- [What this task involves]: In the material below, copy the lines from the line with "Give bounding boxes" to the line with "label-approval-date [68, 258, 234, 298]", substituting "coordinates" for "bounding boxes" and leaving everything else unchanged.

Data items
# # # # #

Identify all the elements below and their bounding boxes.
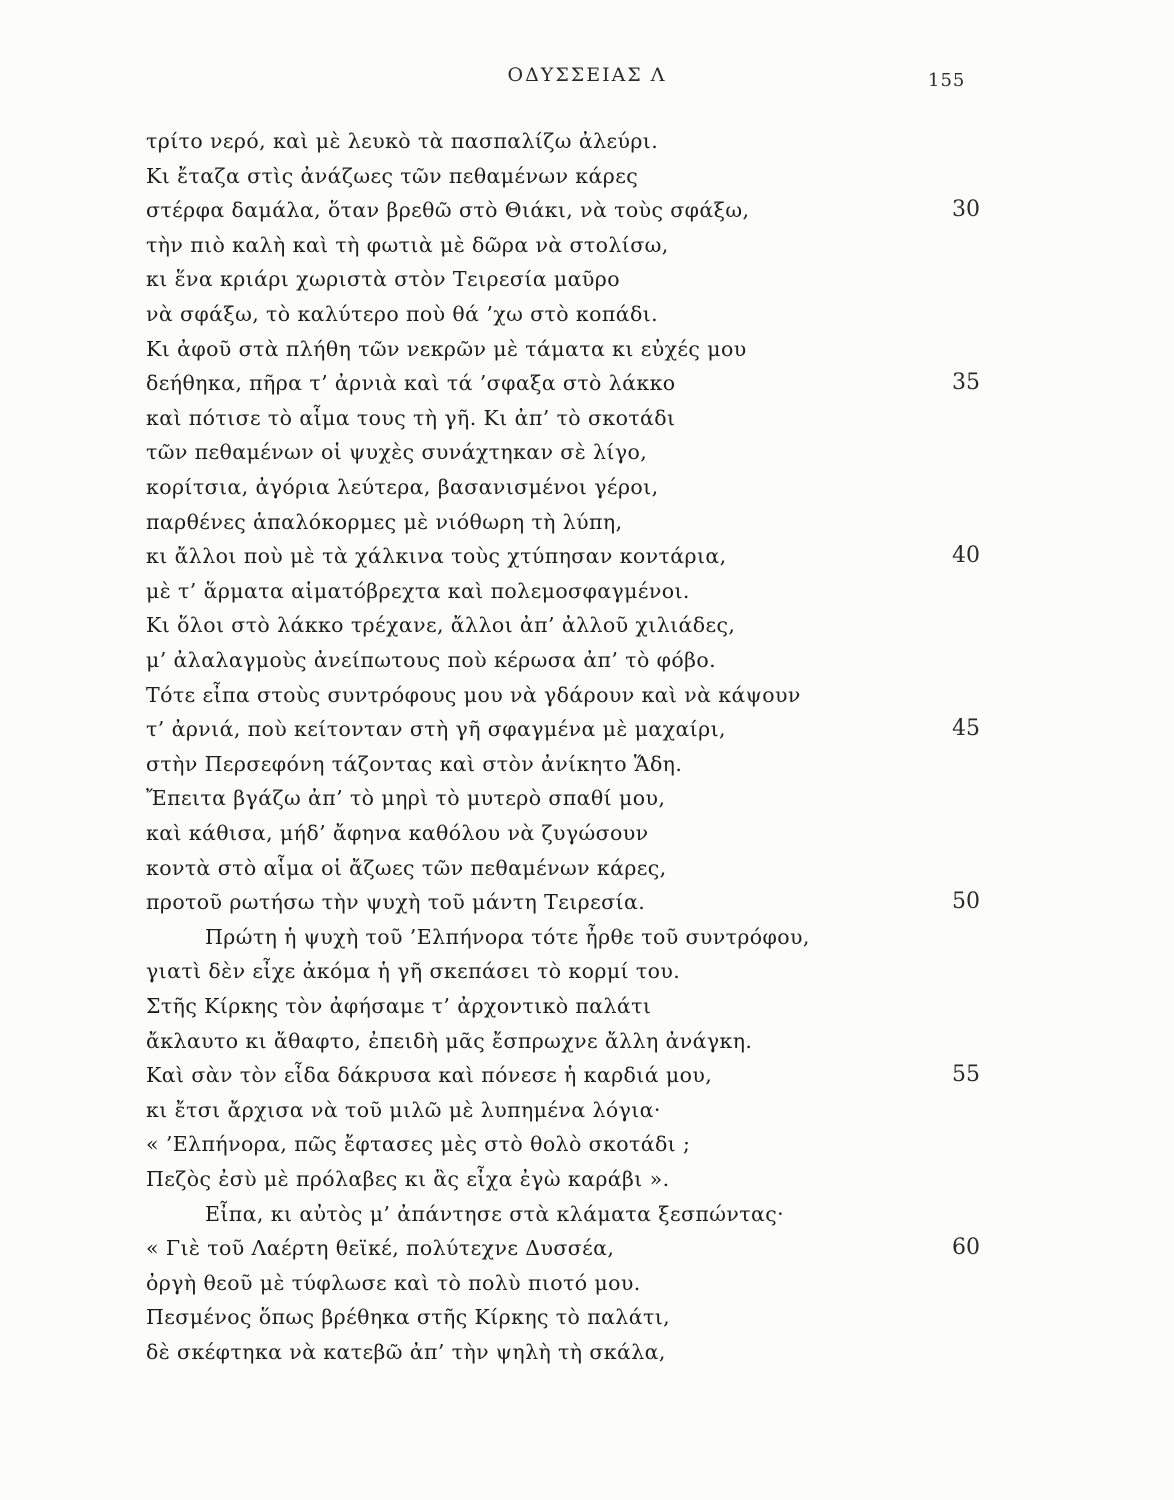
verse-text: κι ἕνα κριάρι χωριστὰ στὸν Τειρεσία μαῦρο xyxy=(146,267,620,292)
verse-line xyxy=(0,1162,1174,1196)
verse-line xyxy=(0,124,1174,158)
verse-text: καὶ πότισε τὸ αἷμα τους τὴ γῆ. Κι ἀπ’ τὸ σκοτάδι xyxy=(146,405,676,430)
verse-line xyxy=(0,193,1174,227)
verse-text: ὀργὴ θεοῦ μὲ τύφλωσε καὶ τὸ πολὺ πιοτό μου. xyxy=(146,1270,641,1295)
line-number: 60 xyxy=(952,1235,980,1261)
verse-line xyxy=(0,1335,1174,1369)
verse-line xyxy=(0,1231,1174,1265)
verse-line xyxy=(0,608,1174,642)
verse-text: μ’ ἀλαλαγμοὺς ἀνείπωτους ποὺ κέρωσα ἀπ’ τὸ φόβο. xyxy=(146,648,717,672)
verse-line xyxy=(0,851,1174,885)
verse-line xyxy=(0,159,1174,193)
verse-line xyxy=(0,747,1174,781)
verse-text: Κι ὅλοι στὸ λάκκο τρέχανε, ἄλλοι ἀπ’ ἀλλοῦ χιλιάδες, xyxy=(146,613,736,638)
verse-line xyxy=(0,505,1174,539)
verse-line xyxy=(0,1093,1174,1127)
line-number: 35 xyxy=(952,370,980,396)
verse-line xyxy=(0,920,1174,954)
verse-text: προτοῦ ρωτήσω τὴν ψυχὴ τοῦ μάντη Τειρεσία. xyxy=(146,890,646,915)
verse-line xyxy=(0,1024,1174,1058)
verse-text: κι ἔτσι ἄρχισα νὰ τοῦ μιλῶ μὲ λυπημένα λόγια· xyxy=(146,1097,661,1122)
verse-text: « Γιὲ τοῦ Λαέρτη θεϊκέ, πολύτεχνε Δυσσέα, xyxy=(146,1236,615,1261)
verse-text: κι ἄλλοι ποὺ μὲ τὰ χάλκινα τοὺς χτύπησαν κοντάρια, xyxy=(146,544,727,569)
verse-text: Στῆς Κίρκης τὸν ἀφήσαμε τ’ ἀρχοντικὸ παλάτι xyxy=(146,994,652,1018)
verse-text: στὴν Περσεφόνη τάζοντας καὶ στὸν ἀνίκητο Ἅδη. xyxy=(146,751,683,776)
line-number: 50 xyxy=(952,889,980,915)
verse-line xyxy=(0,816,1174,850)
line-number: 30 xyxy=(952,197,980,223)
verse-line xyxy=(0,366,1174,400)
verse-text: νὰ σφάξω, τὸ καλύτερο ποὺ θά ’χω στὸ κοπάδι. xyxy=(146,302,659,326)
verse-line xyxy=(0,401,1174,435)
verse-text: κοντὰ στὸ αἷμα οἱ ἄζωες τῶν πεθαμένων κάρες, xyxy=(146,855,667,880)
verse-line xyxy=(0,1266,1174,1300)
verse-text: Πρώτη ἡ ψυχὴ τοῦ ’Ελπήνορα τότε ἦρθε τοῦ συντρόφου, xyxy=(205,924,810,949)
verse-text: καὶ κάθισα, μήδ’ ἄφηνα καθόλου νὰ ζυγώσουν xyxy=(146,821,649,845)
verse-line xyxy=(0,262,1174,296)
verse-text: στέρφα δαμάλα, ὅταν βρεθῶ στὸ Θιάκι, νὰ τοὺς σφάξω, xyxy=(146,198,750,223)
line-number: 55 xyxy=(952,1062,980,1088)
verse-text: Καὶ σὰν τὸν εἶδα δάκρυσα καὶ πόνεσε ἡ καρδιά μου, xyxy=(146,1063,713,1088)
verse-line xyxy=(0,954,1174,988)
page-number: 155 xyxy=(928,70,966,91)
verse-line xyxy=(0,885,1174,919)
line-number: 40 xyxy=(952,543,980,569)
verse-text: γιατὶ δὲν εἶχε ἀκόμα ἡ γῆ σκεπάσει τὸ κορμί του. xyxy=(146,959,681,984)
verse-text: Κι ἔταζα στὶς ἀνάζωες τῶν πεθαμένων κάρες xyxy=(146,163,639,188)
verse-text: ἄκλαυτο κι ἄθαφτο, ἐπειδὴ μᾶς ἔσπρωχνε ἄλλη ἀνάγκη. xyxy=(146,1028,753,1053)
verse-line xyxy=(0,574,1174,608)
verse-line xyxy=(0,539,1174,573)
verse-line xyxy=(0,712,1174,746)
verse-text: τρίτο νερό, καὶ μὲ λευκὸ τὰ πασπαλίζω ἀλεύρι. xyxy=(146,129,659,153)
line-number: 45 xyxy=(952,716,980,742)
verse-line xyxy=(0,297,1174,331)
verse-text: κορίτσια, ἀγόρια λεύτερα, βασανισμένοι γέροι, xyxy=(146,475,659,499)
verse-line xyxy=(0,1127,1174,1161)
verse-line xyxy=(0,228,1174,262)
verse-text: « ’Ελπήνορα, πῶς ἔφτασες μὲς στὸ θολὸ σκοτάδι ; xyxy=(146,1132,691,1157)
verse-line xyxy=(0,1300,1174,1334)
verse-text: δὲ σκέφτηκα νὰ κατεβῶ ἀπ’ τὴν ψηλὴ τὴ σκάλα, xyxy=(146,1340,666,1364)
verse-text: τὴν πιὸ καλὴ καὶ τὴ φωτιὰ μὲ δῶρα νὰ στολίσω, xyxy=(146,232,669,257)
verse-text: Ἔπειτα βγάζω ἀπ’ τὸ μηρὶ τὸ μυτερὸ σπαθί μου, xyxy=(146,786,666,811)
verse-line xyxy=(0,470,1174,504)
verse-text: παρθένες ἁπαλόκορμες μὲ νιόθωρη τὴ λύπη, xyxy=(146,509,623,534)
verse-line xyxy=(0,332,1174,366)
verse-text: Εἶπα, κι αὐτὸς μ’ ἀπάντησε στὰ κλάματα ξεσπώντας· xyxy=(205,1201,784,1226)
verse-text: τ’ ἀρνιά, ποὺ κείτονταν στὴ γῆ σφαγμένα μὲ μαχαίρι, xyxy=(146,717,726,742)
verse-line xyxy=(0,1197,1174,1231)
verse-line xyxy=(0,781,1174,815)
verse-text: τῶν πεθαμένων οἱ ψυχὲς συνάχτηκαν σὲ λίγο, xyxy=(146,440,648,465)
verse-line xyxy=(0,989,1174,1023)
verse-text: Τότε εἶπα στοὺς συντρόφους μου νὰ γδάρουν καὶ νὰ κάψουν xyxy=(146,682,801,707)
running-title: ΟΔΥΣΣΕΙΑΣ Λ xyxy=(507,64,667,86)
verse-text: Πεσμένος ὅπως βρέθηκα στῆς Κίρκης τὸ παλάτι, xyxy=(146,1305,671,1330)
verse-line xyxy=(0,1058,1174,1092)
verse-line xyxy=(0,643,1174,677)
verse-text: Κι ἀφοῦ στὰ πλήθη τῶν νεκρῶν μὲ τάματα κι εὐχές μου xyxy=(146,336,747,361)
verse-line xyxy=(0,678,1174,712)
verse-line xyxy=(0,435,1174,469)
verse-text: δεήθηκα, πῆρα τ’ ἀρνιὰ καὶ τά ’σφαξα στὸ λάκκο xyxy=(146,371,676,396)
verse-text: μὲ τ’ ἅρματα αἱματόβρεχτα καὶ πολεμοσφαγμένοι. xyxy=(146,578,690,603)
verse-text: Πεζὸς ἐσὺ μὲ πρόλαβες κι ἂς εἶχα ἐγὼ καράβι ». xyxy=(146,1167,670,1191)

# # # # #

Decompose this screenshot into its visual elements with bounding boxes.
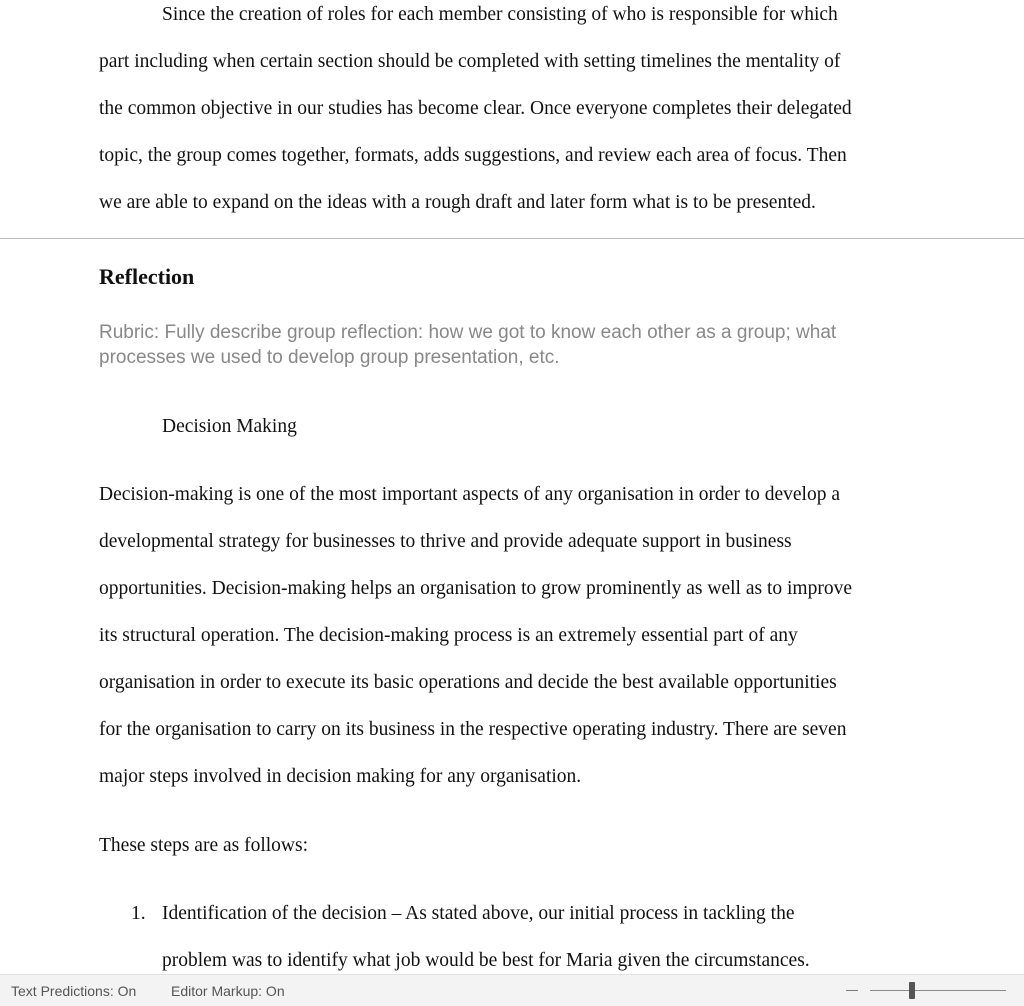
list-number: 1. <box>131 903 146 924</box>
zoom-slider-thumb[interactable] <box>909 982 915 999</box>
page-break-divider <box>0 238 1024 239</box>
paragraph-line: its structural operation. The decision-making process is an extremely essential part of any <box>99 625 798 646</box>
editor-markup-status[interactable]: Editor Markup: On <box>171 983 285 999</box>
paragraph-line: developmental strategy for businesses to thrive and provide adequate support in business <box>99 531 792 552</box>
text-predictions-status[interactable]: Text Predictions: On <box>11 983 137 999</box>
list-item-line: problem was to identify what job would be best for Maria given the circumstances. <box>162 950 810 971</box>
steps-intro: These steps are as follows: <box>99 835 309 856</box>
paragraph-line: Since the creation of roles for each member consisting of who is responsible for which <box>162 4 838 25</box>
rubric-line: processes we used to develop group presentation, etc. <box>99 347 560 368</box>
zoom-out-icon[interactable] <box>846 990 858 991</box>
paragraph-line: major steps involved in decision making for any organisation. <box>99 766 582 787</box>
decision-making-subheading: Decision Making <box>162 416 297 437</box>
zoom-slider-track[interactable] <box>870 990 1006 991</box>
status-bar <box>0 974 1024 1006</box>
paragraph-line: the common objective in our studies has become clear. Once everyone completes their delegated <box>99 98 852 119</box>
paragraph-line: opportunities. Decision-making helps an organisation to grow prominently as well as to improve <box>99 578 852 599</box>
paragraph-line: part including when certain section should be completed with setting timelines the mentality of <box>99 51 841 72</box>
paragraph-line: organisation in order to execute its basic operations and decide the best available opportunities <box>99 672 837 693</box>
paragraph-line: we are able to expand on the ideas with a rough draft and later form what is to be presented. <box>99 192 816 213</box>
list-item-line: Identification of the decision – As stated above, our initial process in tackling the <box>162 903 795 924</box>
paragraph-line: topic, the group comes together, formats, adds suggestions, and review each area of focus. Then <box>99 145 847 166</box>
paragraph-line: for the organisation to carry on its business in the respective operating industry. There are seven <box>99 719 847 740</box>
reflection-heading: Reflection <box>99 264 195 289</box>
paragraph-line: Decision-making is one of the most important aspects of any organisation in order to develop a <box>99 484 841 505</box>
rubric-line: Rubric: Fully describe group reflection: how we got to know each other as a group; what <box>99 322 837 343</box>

# # # # #

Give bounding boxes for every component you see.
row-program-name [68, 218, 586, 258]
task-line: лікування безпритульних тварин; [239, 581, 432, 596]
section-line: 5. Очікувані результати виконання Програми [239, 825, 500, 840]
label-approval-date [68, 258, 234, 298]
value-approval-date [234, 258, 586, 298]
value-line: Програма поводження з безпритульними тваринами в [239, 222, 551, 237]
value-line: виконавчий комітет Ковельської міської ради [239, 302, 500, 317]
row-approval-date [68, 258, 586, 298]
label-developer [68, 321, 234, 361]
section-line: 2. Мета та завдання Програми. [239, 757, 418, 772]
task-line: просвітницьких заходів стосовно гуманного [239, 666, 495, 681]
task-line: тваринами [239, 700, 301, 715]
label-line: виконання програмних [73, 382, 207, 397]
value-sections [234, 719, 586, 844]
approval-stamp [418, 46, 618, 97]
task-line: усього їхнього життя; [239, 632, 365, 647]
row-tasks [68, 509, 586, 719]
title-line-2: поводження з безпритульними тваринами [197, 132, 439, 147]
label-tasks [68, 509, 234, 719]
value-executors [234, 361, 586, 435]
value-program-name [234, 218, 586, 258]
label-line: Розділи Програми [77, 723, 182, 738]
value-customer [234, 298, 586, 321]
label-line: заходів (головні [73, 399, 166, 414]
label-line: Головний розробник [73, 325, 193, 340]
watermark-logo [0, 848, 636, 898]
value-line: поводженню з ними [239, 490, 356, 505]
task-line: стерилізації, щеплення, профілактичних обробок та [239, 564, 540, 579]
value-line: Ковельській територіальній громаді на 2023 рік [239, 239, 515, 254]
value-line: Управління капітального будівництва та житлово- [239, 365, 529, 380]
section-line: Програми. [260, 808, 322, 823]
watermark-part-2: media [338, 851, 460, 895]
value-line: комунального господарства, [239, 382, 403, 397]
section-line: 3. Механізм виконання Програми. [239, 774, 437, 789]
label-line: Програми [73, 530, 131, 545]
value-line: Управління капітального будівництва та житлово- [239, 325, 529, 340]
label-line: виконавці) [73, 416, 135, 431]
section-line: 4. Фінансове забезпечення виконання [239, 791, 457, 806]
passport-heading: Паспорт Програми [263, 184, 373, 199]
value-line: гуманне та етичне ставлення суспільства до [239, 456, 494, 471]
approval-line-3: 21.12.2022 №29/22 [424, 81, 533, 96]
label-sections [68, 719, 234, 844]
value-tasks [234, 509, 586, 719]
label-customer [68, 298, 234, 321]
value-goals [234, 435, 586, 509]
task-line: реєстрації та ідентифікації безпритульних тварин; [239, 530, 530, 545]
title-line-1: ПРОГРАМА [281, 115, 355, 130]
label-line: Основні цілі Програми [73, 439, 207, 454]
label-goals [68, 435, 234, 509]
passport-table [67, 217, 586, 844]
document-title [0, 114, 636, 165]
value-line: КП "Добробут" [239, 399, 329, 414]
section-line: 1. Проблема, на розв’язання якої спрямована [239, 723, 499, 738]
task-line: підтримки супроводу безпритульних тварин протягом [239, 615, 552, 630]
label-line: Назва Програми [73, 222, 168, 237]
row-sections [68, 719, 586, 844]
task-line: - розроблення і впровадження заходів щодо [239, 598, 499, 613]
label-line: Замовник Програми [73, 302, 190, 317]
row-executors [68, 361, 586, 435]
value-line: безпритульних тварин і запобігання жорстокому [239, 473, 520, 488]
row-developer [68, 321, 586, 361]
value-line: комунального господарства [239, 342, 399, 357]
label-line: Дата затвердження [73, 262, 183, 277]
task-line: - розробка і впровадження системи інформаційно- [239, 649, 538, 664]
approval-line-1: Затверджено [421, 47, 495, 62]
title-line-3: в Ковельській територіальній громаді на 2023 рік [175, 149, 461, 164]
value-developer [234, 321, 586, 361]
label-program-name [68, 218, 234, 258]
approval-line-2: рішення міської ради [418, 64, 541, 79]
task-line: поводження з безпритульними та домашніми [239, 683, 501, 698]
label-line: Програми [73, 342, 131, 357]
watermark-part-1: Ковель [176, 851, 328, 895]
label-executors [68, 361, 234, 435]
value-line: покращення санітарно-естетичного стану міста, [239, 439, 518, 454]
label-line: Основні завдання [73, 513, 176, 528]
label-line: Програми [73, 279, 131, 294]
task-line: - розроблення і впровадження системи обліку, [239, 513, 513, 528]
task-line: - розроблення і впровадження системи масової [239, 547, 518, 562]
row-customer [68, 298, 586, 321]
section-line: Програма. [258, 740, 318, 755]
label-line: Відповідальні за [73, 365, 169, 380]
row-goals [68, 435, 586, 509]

# # # # #

- [Solution to the problem]:
Give coordinates for every component you see.
row-program-name [68, 218, 586, 258]
task-line: лікування безпритульних тварин; [239, 581, 432, 596]
section-line: 5. Очікувані результати виконання Програми [239, 825, 500, 840]
label-approval-date [68, 258, 234, 298]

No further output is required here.